▶ _EXERCISE DESCRIPTION_: Lines that hold the word "ağırlık" should be located and copied.

▶ _INFORMATION SHOWN_:
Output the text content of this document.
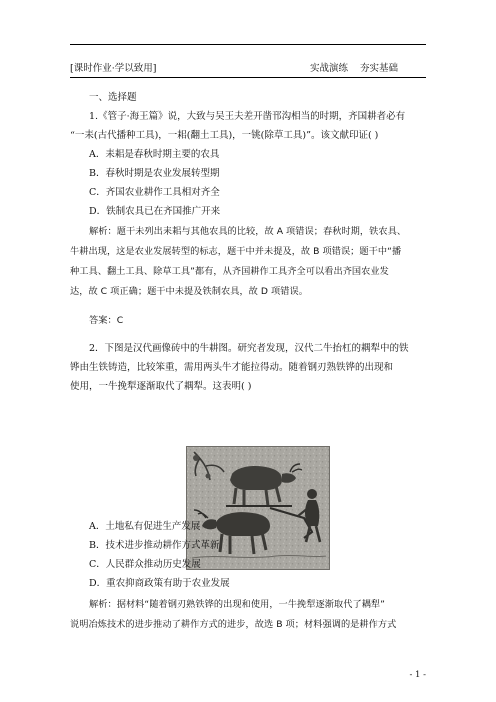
[课时作业·学以致用]	实战演练 夯实基础
一、选择题
1.《管子·海王篇》说，大致与吴王夫差开凿邗沟相当的时期，齐国耕者必有
“一耒(古代播种工具)，一耜(翻土工具)，一铫(除草工具)”。该文献印证( )
A．耒耜是春秋时期主要的农具
B．春秋时期是农业发展转型期
C．齐国农业耕作工具相对齐全
D．铁制农具已在齐国推广开来
解析：题干未列出耒耜与其他农具的比较，故 A 项错误；春秋时期，铁农具、
牛耕出现，这是农业发展转型的标志，题干中并未提及，故 B 项错误；题干中“播
种工具、翻土工具、除草工具”都有，从齐国耕作工具齐全可以看出齐国农业发
达，故 C 项正确；题干中未提及铁制农具，故 D 项错误。
答案：C
2．下图是汉代画像砖中的牛耕图。研究者发现，汉代二牛抬杠的耦犁中的铁
铧由生铁铸造，比较笨重，需用两头牛才能拉得动。随着钢刃熟铁铧的出现和
使用，一牛挽犁逐渐取代了耦犁。这表明( )
A．土地私有促进生产发展
B．技术进步推动耕作方式革新
C．人民群众推动历史发展
D．重农抑商政策有助于农业发展
解析：据材料“随着钢刃熟铁铧的出现和使用，一牛挽犁逐渐取代了耦犁”
说明冶炼技术的进步推动了耕作方式的进步，故选 B 项；材料强调的是耕作方式
- 1 -
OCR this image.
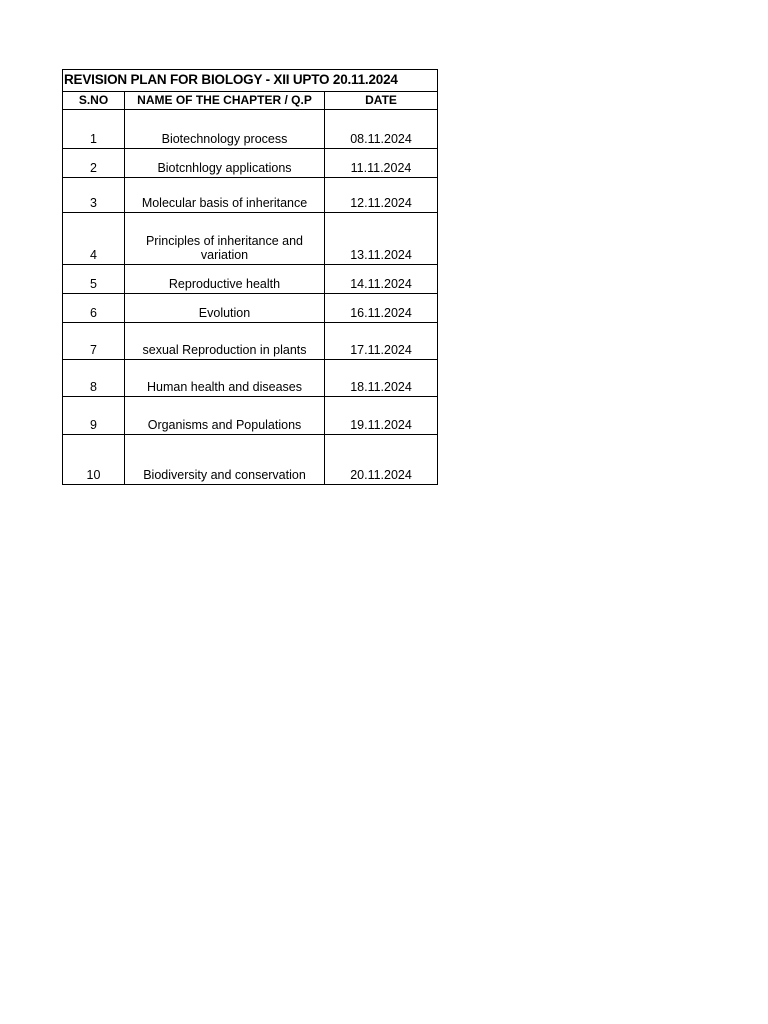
REVISION PLAN FOR BIOLOGY - XII UPTO 20.11.2024		
S.NO	NAME OF THE CHAPTER / Q.P	DATE
1	Biotechnology process	08.11.2024
2	Biotcnhlogy applications	11.11.2024
3	Molecular basis of inheritance	12.11.2024
4	Principles of inheritance and variation	13.11.2024
5	Reproductive health	14.11.2024
6	Evolution	16.11.2024
7	sexual Reproduction in plants	17.11.2024
8	Human health and diseases	18.11.2024
9	Organisms and Populations	19.11.2024
10	Biodiversity and conservation	20.11.2024
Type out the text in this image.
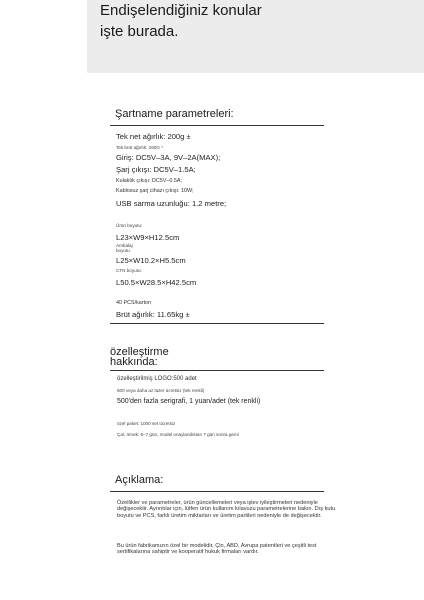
Endişelendiğiniz konular
işte burada.
Şartname parametreleri:
Tek net ağırlık: 200g ±
Tek brüt ağırlık: 260G *
Giriş: DC5V–3A, 9V–2A(MAX);
Şarj çıkışı: DC5V–1.5A;
Kulaklık çıkışı: DC5V–0.5A;
Kablosuz şarj cihazı çıkışı: 10W;
USB sarma uzunluğu: 1.2 metre;
Ürün boyutu:
L23×W9×H12.5cm
Ambalaj
boyutu
L25×W10.2×H5.5cm
CTN boyutu:
L50.5×W28.5×H42.5cm
40 PCS/karton
Brüt ağırlık: 11.65kg ±
özelleştirme
hakkında:
özelleştirilmiş LOGO:500 adet
500 veya daha az lazer ücretsiz (tek renkli)
500'den fazla serigrafi, 1 yuan/adet (tek renkli)
özel paket: 1000 set ücretsiz
Çal, örnek: 5–7 gün, model onaylandıktan 7 gün sonra gemi
Açıklama:
Özellikler ve parametreler, ürün güncellemeleri veya işlev iyileştirmeleri nedeniyle değişecektir. Ayrıntılar için, lütfen ürün kullanım kılavuzu parametrelerine bakın. Dış kutu boyutu ve PCS, farklı üretim miktarları ve üretim partileri nedeniyle de değişecektir.
Bu ürün fabrikamızın özel bir modelidir, Çin, ABD, Avrupa patentleri ve çeşitli test sertifikalarına sahiptir ve kooperatif hukuk firmaları vardır.
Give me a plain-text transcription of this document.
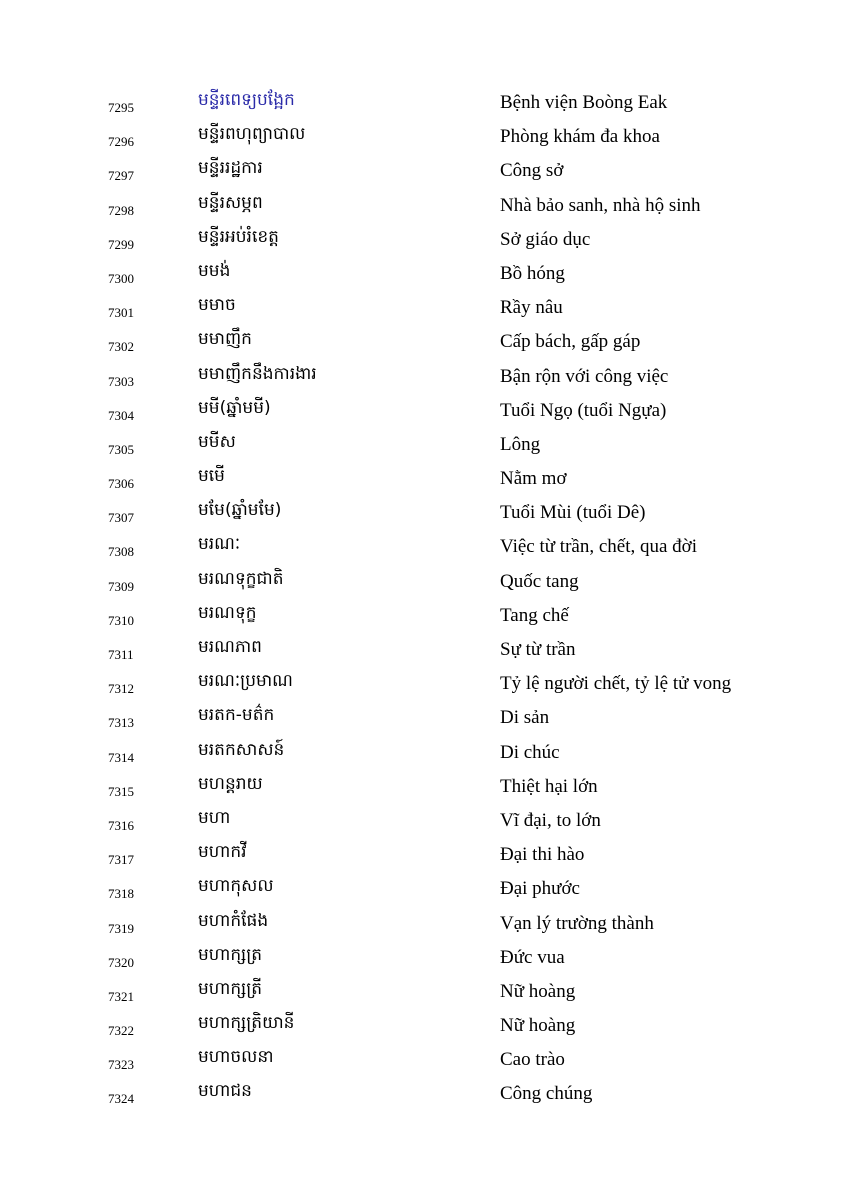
7295	មន្ទីរពេទ្យបង្អែក	Bệnh viện Boòng Eak
7296	មន្ទីរពហុព្យាបាល	Phòng khám đa khoa
7297	មន្ទីររដ្ឋការ	Công sở
7298	មន្ទីរសម្ភព	Nhà bảo sanh, nhà hộ sinh
7299	មន្ទីរអប់រំខេត្ត	Sở giáo dục
7300	មមង់	Bồ hóng
7301	មមាច	Rầy nâu
7302	មមាញឹក	Cấp bách, gấp gáp
7303	មមាញឹកនឹងការងារ	Bận rộn với công việc
7304	មមី(ឆ្នាំមមី)	Tuổi Ngọ (tuổi Ngựa)
7305	មមីស	Lông
7306	មមើ	Nằm mơ
7307	មមែ(ឆ្នាំមមែ)	Tuổi Mùi (tuổi Dê)
7308	មរណៈ	Việc từ trần, chết, qua đời
7309	មរណទុក្ខជាតិ	Quốc tang
7310	មរណទុក្ខ	Tang chế
7311	មរណភាព	Sự từ trần
7312	មរណៈប្រមាណ	Tỷ lệ người chết, tỷ lệ tử vong
7313	មរតក-មត៌ក	Di sản
7314	មរតកសាសន៍	Di chúc
7315	មហន្តរាយ	Thiệt hại lớn
7316	មហា	Vĩ đại, to lớn
7317	មហាកវី	Đại thi hào
7318	មហាកុសល	Đại phước
7319	មហាកំផែង	Vạn lý trường thành
7320	មហាក្សត្រ	Đức vua
7321	មហាក្សត្រី	Nữ hoàng
7322	មហាក្សត្រិយានី	Nữ hoàng
7323	មហាចលនា	Cao trào
7324	មហាជន	Công chúng
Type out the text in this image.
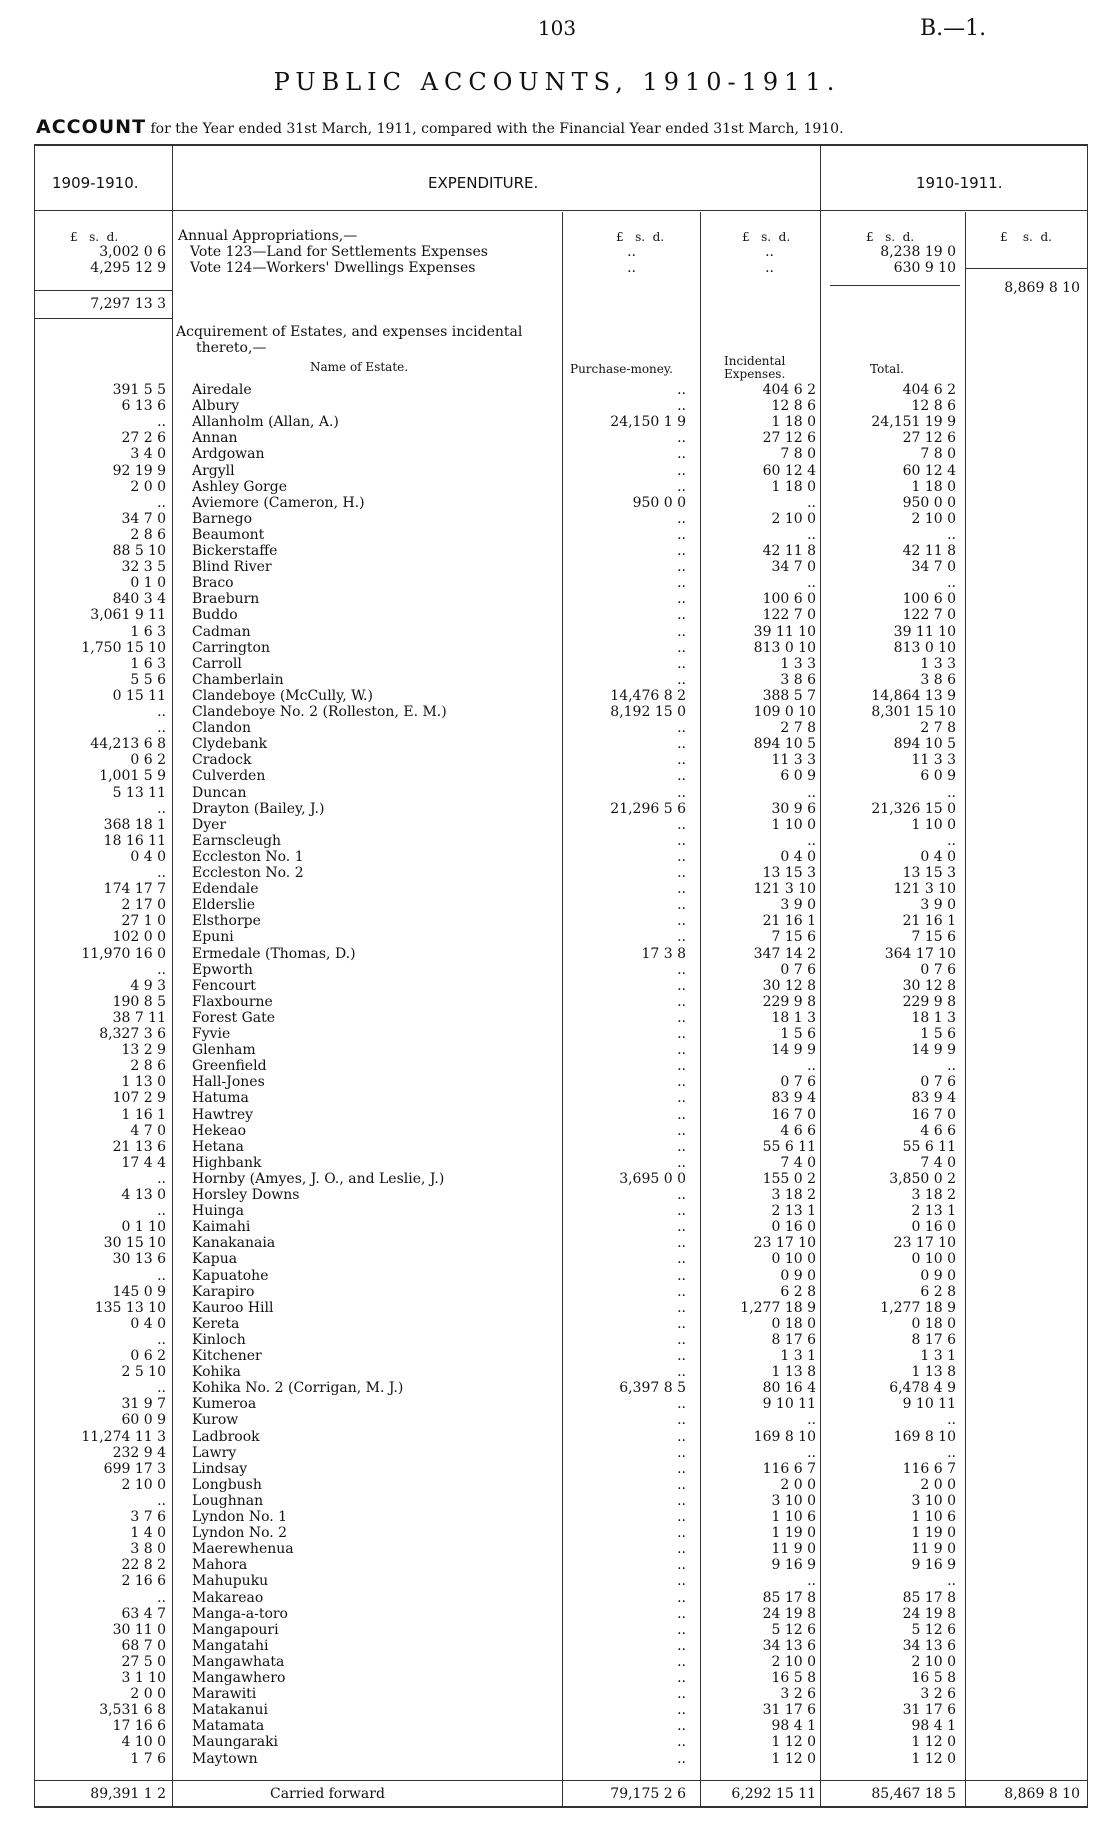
103	B.—1.
PUBLIC ACCOUNTS, 1910-1911.
ACCOUNT for the Year ended 31st March, 1911, compared with the Financial Year ended 31st March, 1910.
1909-1910.	EXPENDITURE.	1910-1911.
£   s.  d.	£   s.  d.	£   s.  d.	£   s.  d.	£    s.  d.
Annual Appropriations,—
7,297 13 3
8,869 8 10
Acquirement of Estates, and expenses incidental
thereto,—
Name of Estate.	Purchase-money.
Incidental
Expenses.	Total.
3,002 0 6 Vote 123—Land for Settlements Expenses	..	..	8,238 19 0
4,295 12 9 Vote 124—Workers' Dwellings Expenses	..	..	630 9 10
391 5 5 Airedale	..	404 6 2	404 6 2
6 13 6 Albury	..	12 8 6	12 8 6
.. Allanholm (Allan, A.)	24,150 1 9	1 18 0	24,151 19 9
27 2 6 Annan	..	27 12 6	27 12 6
3 4 0 Ardgowan	..	7 8 0	7 8 0
92 19 9 Argyll	..	60 12 4	60 12 4
2 0 0 Ashley Gorge	..	1 18 0	1 18 0
.. Aviemore (Cameron, H.)	950 0 0	..	950 0 0
34 7 0 Barnego	..	2 10 0	2 10 0
2 8 6 Beaumont	..	..	..
88 5 10 Bickerstaffe	..	42 11 8	42 11 8
32 3 5 Blind River	..	34 7 0	34 7 0
0 1 0 Braco	..	..	..
840 3 4 Braeburn	..	100 6 0	100 6 0
3,061 9 11 Buddo	..	122 7 0	122 7 0
1 6 3 Cadman	..	39 11 10	39 11 10
1,750 15 10 Carrington	..	813 0 10	813 0 10
1 6 3 Carroll	..	1 3 3	1 3 3
5 5 6 Chamberlain	..	3 8 6	3 8 6
0 15 11 Clandeboye (McCully, W.)	14,476 8 2	388 5 7	14,864 13 9
.. Clandeboye No. 2 (Rolleston, E. M.)	8,192 15 0	109 0 10	8,301 15 10
.. Clandon	..	2 7 8	2 7 8
44,213 6 8 Clydebank	..	894 10 5	894 10 5
0 6 2 Cradock	..	11 3 3	11 3 3
1,001 5 9 Culverden	..	6 0 9	6 0 9
5 13 11 Duncan	..	..	..
.. Drayton (Bailey, J.)	21,296 5 6	30 9 6	21,326 15 0
368 18 1 Dyer	..	1 10 0	1 10 0
18 16 11 Earnscleugh	..	..	..
0 4 0 Eccleston No. 1	..	0 4 0	0 4 0
.. Eccleston No. 2	..	13 15 3	13 15 3
174 17 7 Edendale	..	121 3 10	121 3 10
2 17 0 Elderslie	..	3 9 0	3 9 0
27 1 0 Elsthorpe	..	21 16 1	21 16 1
102 0 0 Epuni	..	7 15 6	7 15 6
11,970 16 0 Ermedale (Thomas, D.)	17 3 8	347 14 2	364 17 10
.. Epworth	..	0 7 6	0 7 6
4 9 3 Fencourt	..	30 12 8	30 12 8
190 8 5 Flaxbourne	..	229 9 8	229 9 8
38 7 11 Forest Gate	..	18 1 3	18 1 3
8,327 3 6 Fyvie	..	1 5 6	1 5 6
13 2 9 Glenham	..	14 9 9	14 9 9
2 8 6 Greenfield	..	..	..
1 13 0 Hall-Jones	..	0 7 6	0 7 6
107 2 9 Hatuma	..	83 9 4	83 9 4
1 16 1 Hawtrey	..	16 7 0	16 7 0
4 7 0 Hekeao	..	4 6 6	4 6 6
21 13 6 Hetana	..	55 6 11	55 6 11
17 4 4 Highbank	..	7 4 0	7 4 0
.. Hornby (Amyes, J. O., and Leslie, J.)	3,695 0 0	155 0 2	3,850 0 2
4 13 0 Horsley Downs	..	3 18 2	3 18 2
.. Huinga	..	2 13 1	2 13 1
0 1 10 Kaimahi	..	0 16 0	0 16 0
30 15 10 Kanakanaia	..	23 17 10	23 17 10
30 13 6 Kapua	..	0 10 0	0 10 0
.. Kapuatohe	..	0 9 0	0 9 0
145 0 9 Karapiro	..	6 2 8	6 2 8
135 13 10 Kauroo Hill	..	1,277 18 9	1,277 18 9
0 4 0 Kereta	..	0 18 0	0 18 0
.. Kinloch	..	8 17 6	8 17 6
0 6 2 Kitchener	..	1 3 1	1 3 1
2 5 10 Kohika	..	1 13 8	1 13 8
.. Kohika No. 2 (Corrigan, M. J.)	6,397 8 5	80 16 4	6,478 4 9
31 9 7 Kumeroa	..	9 10 11	9 10 11
60 0 9 Kurow	..	..	..
11,274 11 3 Ladbrook	..	169 8 10	169 8 10
232 9 4 Lawry	..	..	..
699 17 3 Lindsay	..	116 6 7	116 6 7
2 10 0 Longbush	..	2 0 0	2 0 0
.. Loughnan	..	3 10 0	3 10 0
3 7 6 Lyndon No. 1	..	1 10 6	1 10 6
1 4 0 Lyndon No. 2	..	1 19 0	1 19 0
3 8 0 Maerewhenua	..	11 9 0	11 9 0
22 8 2 Mahora	..	9 16 9	9 16 9
2 16 6 Mahupuku	..	..	..
.. Makareao	..	85 17 8	85 17 8
63 4 7 Manga-a-toro	..	24 19 8	24 19 8
30 11 0 Mangapouri	..	5 12 6	5 12 6
68 7 0 Mangatahi	..	34 13 6	34 13 6
27 5 0 Mangawhata	..	2 10 0	2 10 0
3 1 10 Mangawhero	..	16 5 8	16 5 8
2 0 0 Marawiti	..	3 2 6	3 2 6
3,531 6 8 Matakanui	..	31 17 6	31 17 6
17 16 6 Matamata	..	98 4 1	98 4 1
4 10 0 Maungaraki	..	1 12 0	1 12 0
1 7 6 Maytown	..	1 12 0	1 12 0
89,391 1 2	Carried forward	79,175 2 6	6,292 15 11	85,467 18 5	8,869 8 10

▶ _EXERCISE RESPONSE_:
Tek net ağırlık: 200g ±
Tek brüt ağırlık: 260G *
Brüt ağırlık: 11.65kg ±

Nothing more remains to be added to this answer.